OBJECTIVE
Copy every line from the data below in which the string "company" can be found.

ENTRIES PROVIDED

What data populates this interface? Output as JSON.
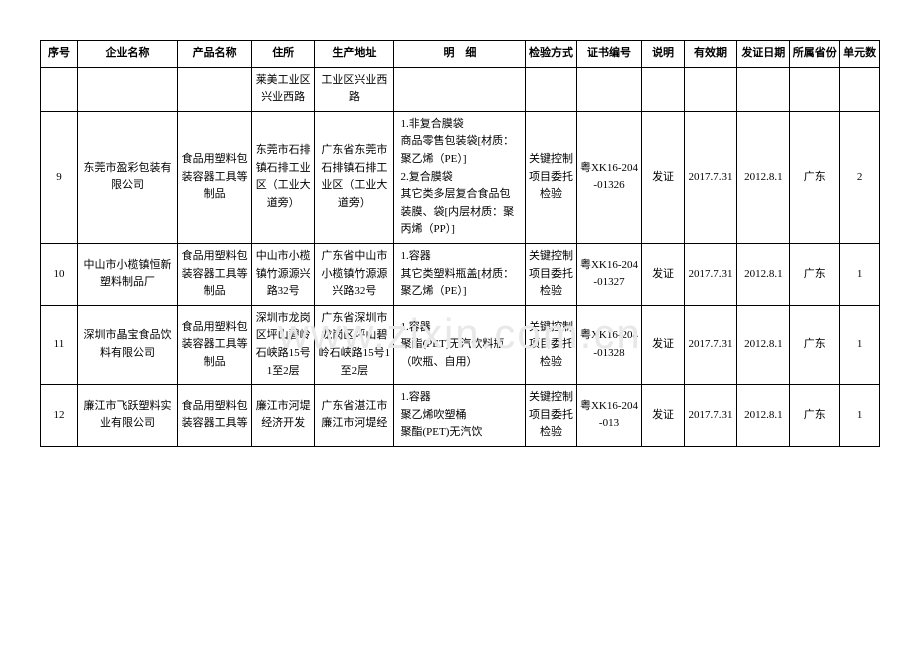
{
  "table": {
    "headers": {
      "seq": "序号",
      "company": "企业名称",
      "product": "产品名称",
      "address": "住所",
      "prodaddr": "生产地址",
      "detail": "明　细",
      "inspect": "检验方式",
      "cert": "证书编号",
      "explain": "说明",
      "valid": "有效期",
      "issue": "发证日期",
      "province": "所属省份",
      "unit": "单元数"
    },
    "rows": [
      {
        "seq": "",
        "company": "",
        "product": "",
        "address": "莱美工业区兴业西路",
        "prodaddr": "工业区兴业西路",
        "detail": "",
        "inspect": "",
        "cert": "",
        "explain": "",
        "valid": "",
        "issue": "",
        "province": "",
        "unit": ""
      },
      {
        "seq": "9",
        "company": "东莞市盈彩包装有限公司",
        "product": "食品用塑料包装容器工具等制品",
        "address": "东莞市石排镇石排工业区（工业大道旁）",
        "prodaddr": "广东省东莞市石排镇石排工业区（工业大道旁）",
        "detail": "1.非复合膜袋\n商品零售包装袋[材质：聚乙烯（PE）]\n2.复合膜袋\n其它类多层复合食品包装膜、袋[内层材质：聚丙烯（PP）]",
        "inspect": "关键控制项目委托检验",
        "cert": "粤XK16-204-01326",
        "explain": "发证",
        "valid": "2017.7.31",
        "issue": "2012.8.1",
        "province": "广东",
        "unit": "2"
      },
      {
        "seq": "10",
        "company": "中山市小榄镇恒新塑料制品厂",
        "product": "食品用塑料包装容器工具等制品",
        "address": "中山市小榄镇竹源源兴路32号",
        "prodaddr": "广东省中山市小榄镇竹源源兴路32号",
        "detail": "1.容器\n其它类塑料瓶盖[材质：聚乙烯（PE）]",
        "inspect": "关键控制项目委托检验",
        "cert": "粤XK16-204-01327",
        "explain": "发证",
        "valid": "2017.7.31",
        "issue": "2012.8.1",
        "province": "广东",
        "unit": "1"
      },
      {
        "seq": "11",
        "company": "深圳市晶宝食品饮料有限公司",
        "product": "食品用塑料包装容器工具等制品",
        "address": "深圳市龙岗区坪山碧岭石峡路15号1至2层",
        "prodaddr": "广东省深圳市龙岗区坪山碧岭石峡路15号1至2层",
        "detail": "1.容器\n聚酯(PET)无汽饮料瓶（吹瓶、自用）",
        "inspect": "关键控制项目委托检验",
        "cert": "粤XK16-204-01328",
        "explain": "发证",
        "valid": "2017.7.31",
        "issue": "2012.8.1",
        "province": "广东",
        "unit": "1"
      },
      {
        "seq": "12",
        "company": "廉江市飞跃塑料实业有限公司",
        "product": "食品用塑料包装容器工具等",
        "address": "廉江市河堤经济开发",
        "prodaddr": "广东省湛江市廉江市河堤经",
        "detail": "1.容器\n聚乙烯吹塑桶\n聚酯(PET)无汽饮",
        "inspect": "关键控制项目委托检验",
        "cert": "粤XK16-204-013",
        "explain": "发证",
        "valid": "2017.7.31",
        "issue": "2012.8.1",
        "province": "广东",
        "unit": "1"
      }
    ]
  },
  "watermark": "www.zixin.com.cn",
  "styling": {
    "border_color": "#000000",
    "background_color": "#ffffff",
    "text_color": "#000000",
    "watermark_color": "#e8e8e8",
    "font_family": "SimSun",
    "base_font_size": 11,
    "watermark_font_size": 42
  }
}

PROBLEM SOLUTION
      "company": "企业名称",
        "company": "",
        "company": "东莞市盈彩包装有限公司",
        "company": "中山市小榄镇恒新塑料制品厂",
        "company": "深圳市晶宝食品饮料有限公司",
        "company": "廉江市飞跃塑料实业有限公司",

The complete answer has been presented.